■ Material for the task ■
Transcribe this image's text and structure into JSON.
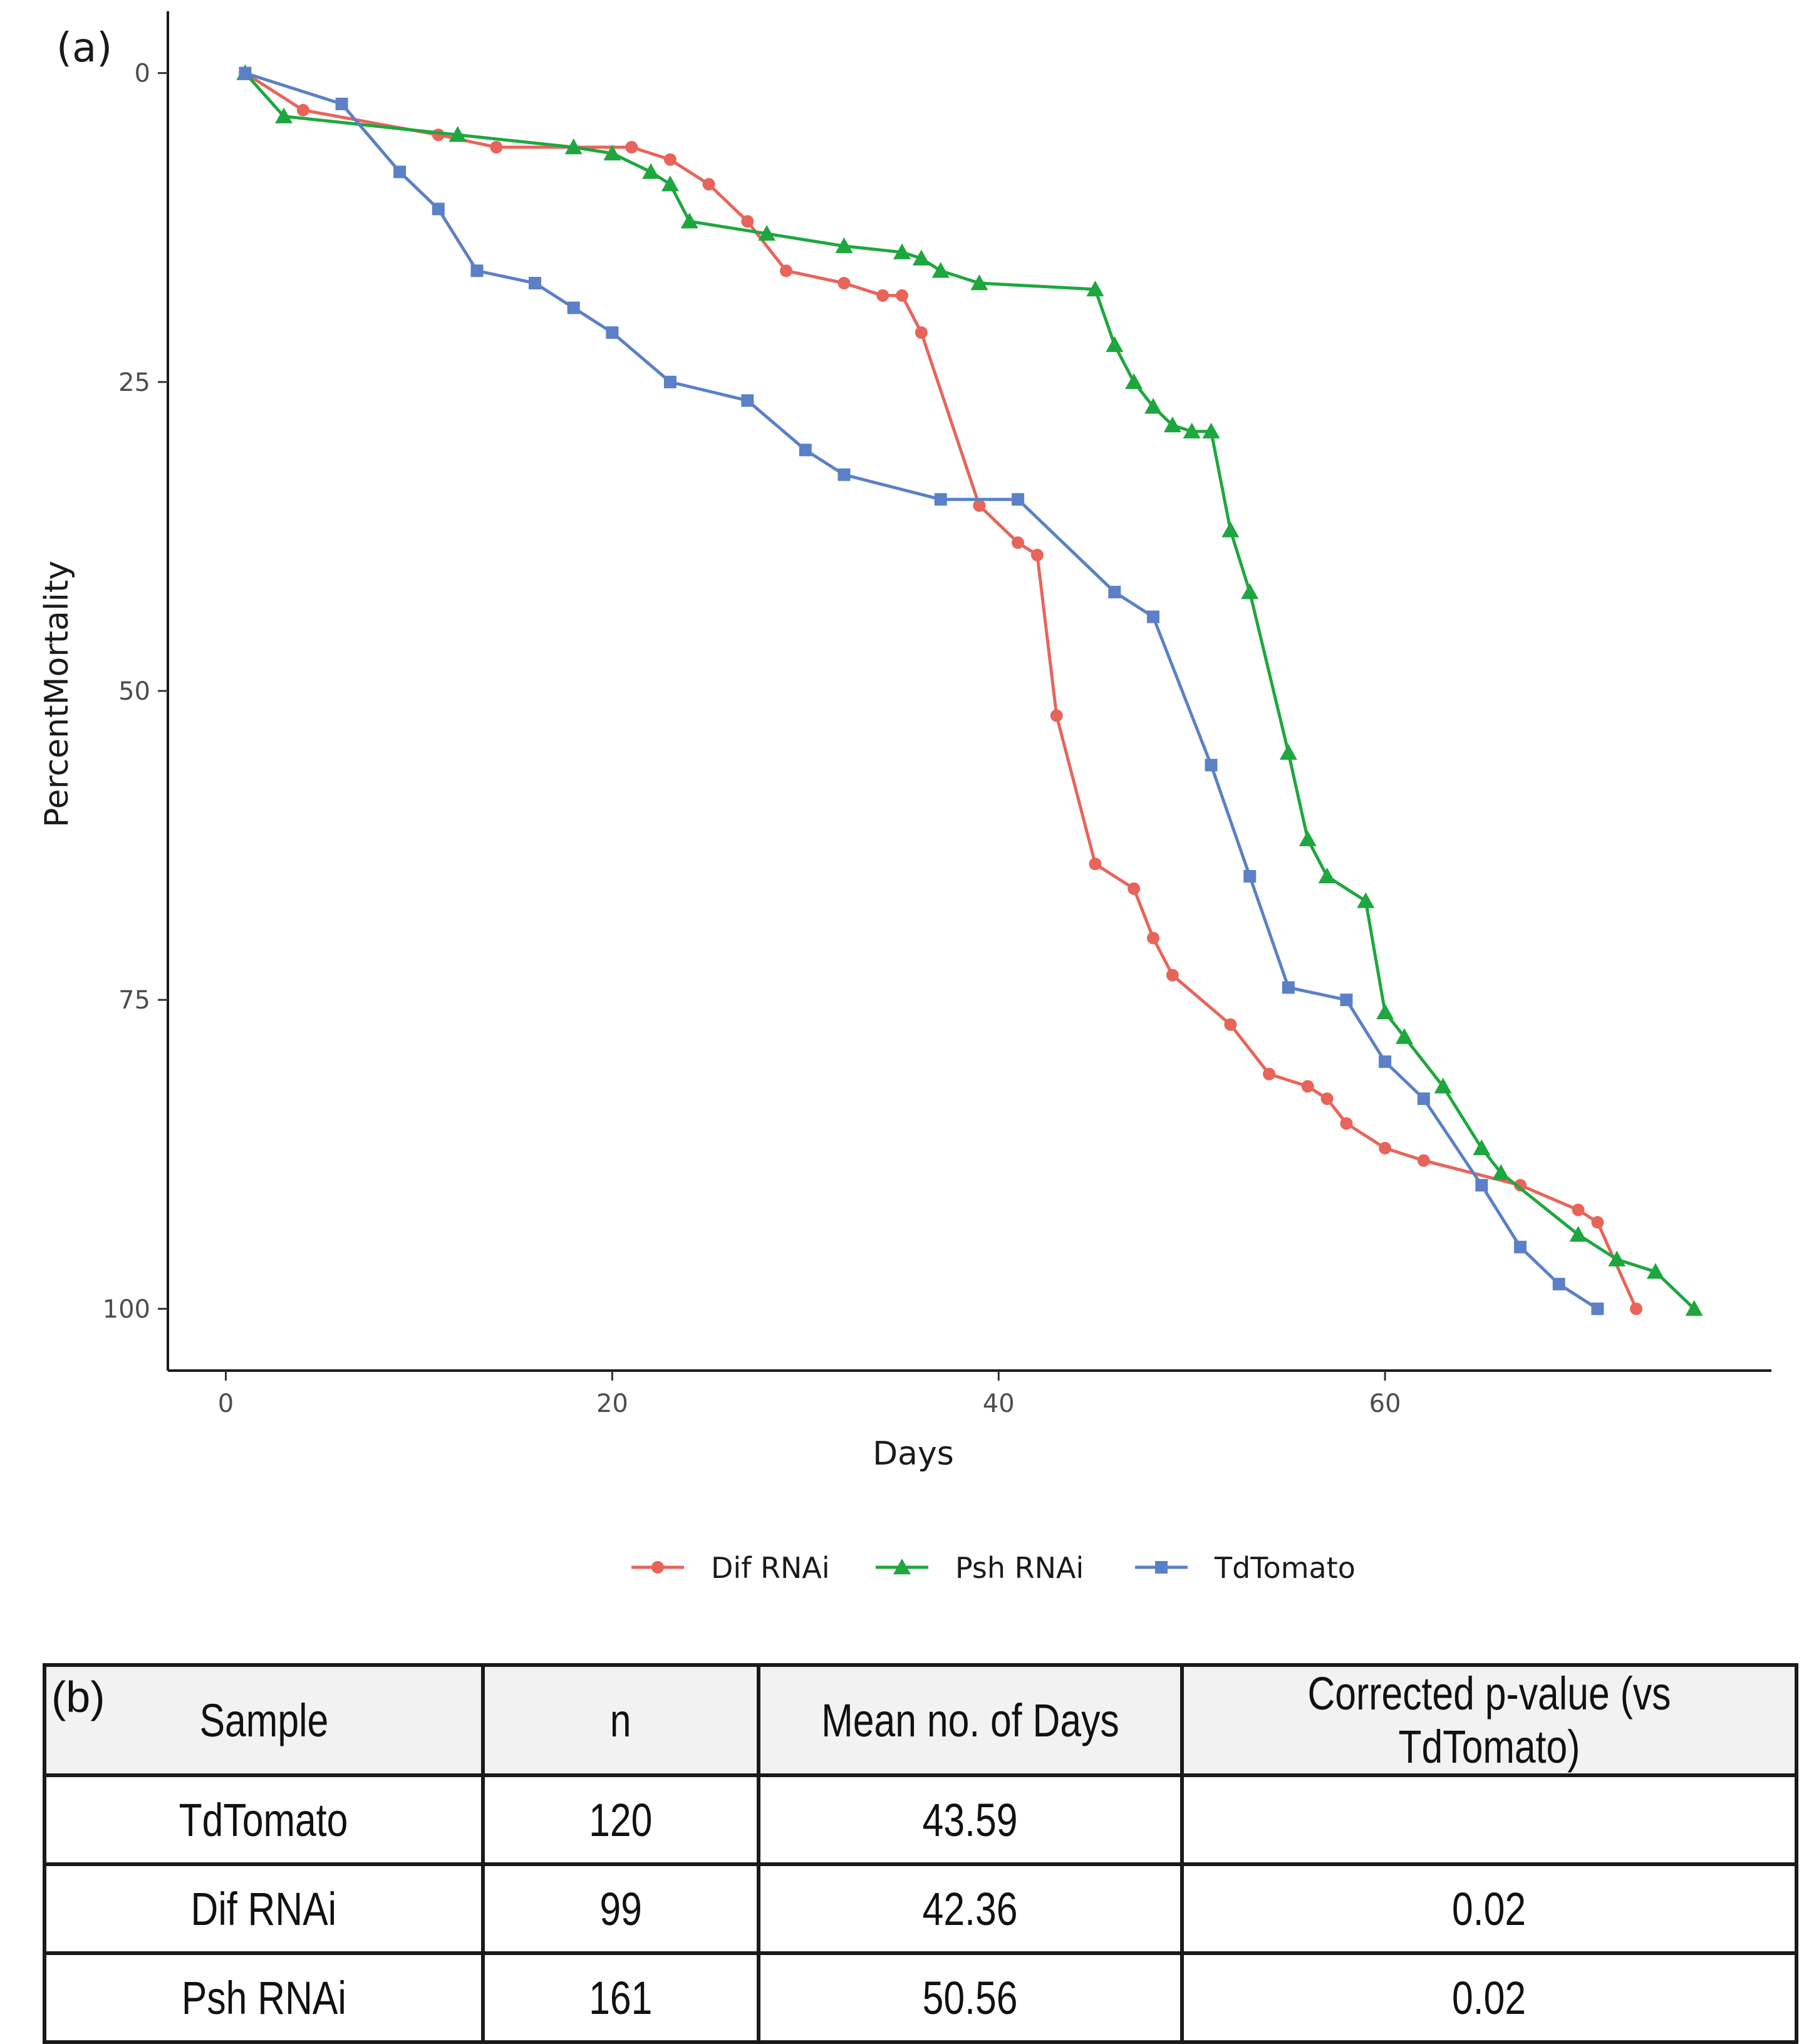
{
  "panel_a_label": "(a)",
  "panel_b_label": "(b)",
  "chart_data": {
    "type": "line",
    "title": "",
    "xlabel": "Days",
    "ylabel": "PercentMortality",
    "xlim": [
      -3,
      80
    ],
    "ylim": [
      -5,
      105
    ],
    "y_reversed": true,
    "xticks": [
      0,
      20,
      40,
      60
    ],
    "yticks": [
      0,
      25,
      50,
      75,
      100
    ],
    "grid": false,
    "legend": "bottom",
    "series": [
      {
        "name": "Dif RNAi",
        "color": "#e8645a",
        "marker": "circle",
        "x": [
          1,
          4,
          11,
          14,
          21,
          23,
          25,
          27,
          29,
          32,
          34,
          35,
          36,
          39,
          41,
          42,
          43,
          45,
          47,
          48,
          49,
          52,
          54,
          56,
          57,
          58,
          60,
          62,
          67,
          70,
          71,
          73
        ],
        "y": [
          0,
          3,
          5,
          6,
          6,
          7,
          9,
          12,
          16,
          17,
          18,
          18,
          21,
          35,
          38,
          39,
          52,
          64,
          66,
          70,
          73,
          77,
          81,
          82,
          83,
          85,
          87,
          88,
          90,
          92,
          93,
          100
        ]
      },
      {
        "name": "Psh RNAi",
        "color": "#1ea73e",
        "marker": "triangle",
        "x": [
          1,
          3,
          12,
          18,
          20,
          22,
          23,
          24,
          28,
          32,
          35,
          36,
          37,
          39,
          45,
          46,
          47,
          48,
          49,
          50,
          51,
          52,
          53,
          55,
          56,
          57,
          59,
          60,
          61,
          63,
          65,
          66,
          70,
          72,
          74,
          76
        ],
        "y": [
          0,
          3.5,
          5,
          6,
          6.5,
          8,
          9,
          12,
          13,
          14,
          14.5,
          15,
          16,
          17,
          17.5,
          22,
          25,
          27,
          28.5,
          29,
          29,
          37,
          42,
          55,
          62,
          65,
          67,
          76,
          78,
          82,
          87,
          89,
          94,
          96,
          97,
          100
        ]
      },
      {
        "name": "TdTomato",
        "color": "#5b80c8",
        "marker": "square",
        "x": [
          1,
          6,
          9,
          11,
          13,
          16,
          18,
          20,
          23,
          27,
          30,
          32,
          37,
          41,
          46,
          48,
          51,
          53,
          55,
          58,
          60,
          62,
          65,
          67,
          69,
          71
        ],
        "y": [
          0,
          2.5,
          8,
          11,
          16,
          17,
          19,
          21,
          25,
          26.5,
          30.5,
          32.5,
          34.5,
          34.5,
          42,
          44,
          56,
          65,
          74,
          75,
          80,
          83,
          90,
          95,
          98,
          100
        ]
      }
    ]
  },
  "table": {
    "headers": [
      "Sample",
      "n",
      "Mean no. of Days",
      "Corrected p-value (vs TdTomato)"
    ],
    "rows": [
      [
        "TdTomato",
        "120",
        "43.59",
        ""
      ],
      [
        "Dif RNAi",
        "99",
        "42.36",
        "0.02"
      ],
      [
        "Psh RNAi",
        "161",
        "50.56",
        "0.02"
      ]
    ]
  }
}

■ Task description ■
All the records above need to be given again word for word. Skip the pictures.

■ Final result ■
Transcribe this image's text and structure into JSON.
{
  "panel_a_label": "(a)",
  "panel_b_label": "(b)",
  "chart_data": {
    "type": "line",
    "title": "",
    "xlabel": "Days",
    "ylabel": "PercentMortality",
    "xlim": [
      -3,
      80
    ],
    "ylim": [
      -5,
      105
    ],
    "y_reversed": true,
    "xticks": [
      0,
      20,
      40,
      60
    ],
    "yticks": [
      0,
      25,
      50,
      75,
      100
    ],
    "grid": false,
    "legend": "bottom",
    "series": [
      {
        "name": "Dif RNAi",
        "color": "#e8645a",
        "marker": "circle",
        "x": [
          1,
          4,
          11,
          14,
          21,
          23,
          25,
          27,
          29,
          32,
          34,
          35,
          36,
          39,
          41,
          42,
          43,
          45,
          47,
          48,
          49,
          52,
          54,
          56,
          57,
          58,
          60,
          62,
          67,
          70,
          71,
          73
        ],
        "y": [
          0,
          3,
          5,
          6,
          6,
          7,
          9,
          12,
          16,
          17,
          18,
          18,
          21,
          35,
          38,
          39,
          52,
          64,
          66,
          70,
          73,
          77,
          81,
          82,
          83,
          85,
          87,
          88,
          90,
          92,
          93,
          100
        ]
      },
      {
        "name": "Psh RNAi",
        "color": "#1ea73e",
        "marker": "triangle",
        "x": [
          1,
          3,
          12,
          18,
          20,
          22,
          23,
          24,
          28,
          32,
          35,
          36,
          37,
          39,
          45,
          46,
          47,
          48,
          49,
          50,
          51,
          52,
          53,
          55,
          56,
          57,
          59,
          60,
          61,
          63,
          65,
          66,
          70,
          72,
          74,
          76
        ],
        "y": [
          0,
          3.5,
          5,
          6,
          6.5,
          8,
          9,
          12,
          13,
          14,
          14.5,
          15,
          16,
          17,
          17.5,
          22,
          25,
          27,
          28.5,
          29,
          29,
          37,
          42,
          55,
          62,
          65,
          67,
          76,
          78,
          82,
          87,
          89,
          94,
          96,
          97,
          100
        ]
      },
      {
        "name": "TdTomato",
        "color": "#5b80c8",
        "marker": "square",
        "x": [
          1,
          6,
          9,
          11,
          13,
          16,
          18,
          20,
          23,
          27,
          30,
          32,
          37,
          41,
          46,
          48,
          51,
          53,
          55,
          58,
          60,
          62,
          65,
          67,
          69,
          71
        ],
        "y": [
          0,
          2.5,
          8,
          11,
          16,
          17,
          19,
          21,
          25,
          26.5,
          30.5,
          32.5,
          34.5,
          34.5,
          42,
          44,
          56,
          65,
          74,
          75,
          80,
          83,
          90,
          95,
          98,
          100
        ]
      }
    ]
  },
  "table": {
    "headers": [
      "Sample",
      "n",
      "Mean no. of Days",
      "Corrected p-value (vs TdTomato)"
    ],
    "rows": [
      [
        "TdTomato",
        "120",
        "43.59",
        ""
      ],
      [
        "Dif RNAi",
        "99",
        "42.36",
        "0.02"
      ],
      [
        "Psh RNAi",
        "161",
        "50.56",
        "0.02"
      ]
    ]
  }
}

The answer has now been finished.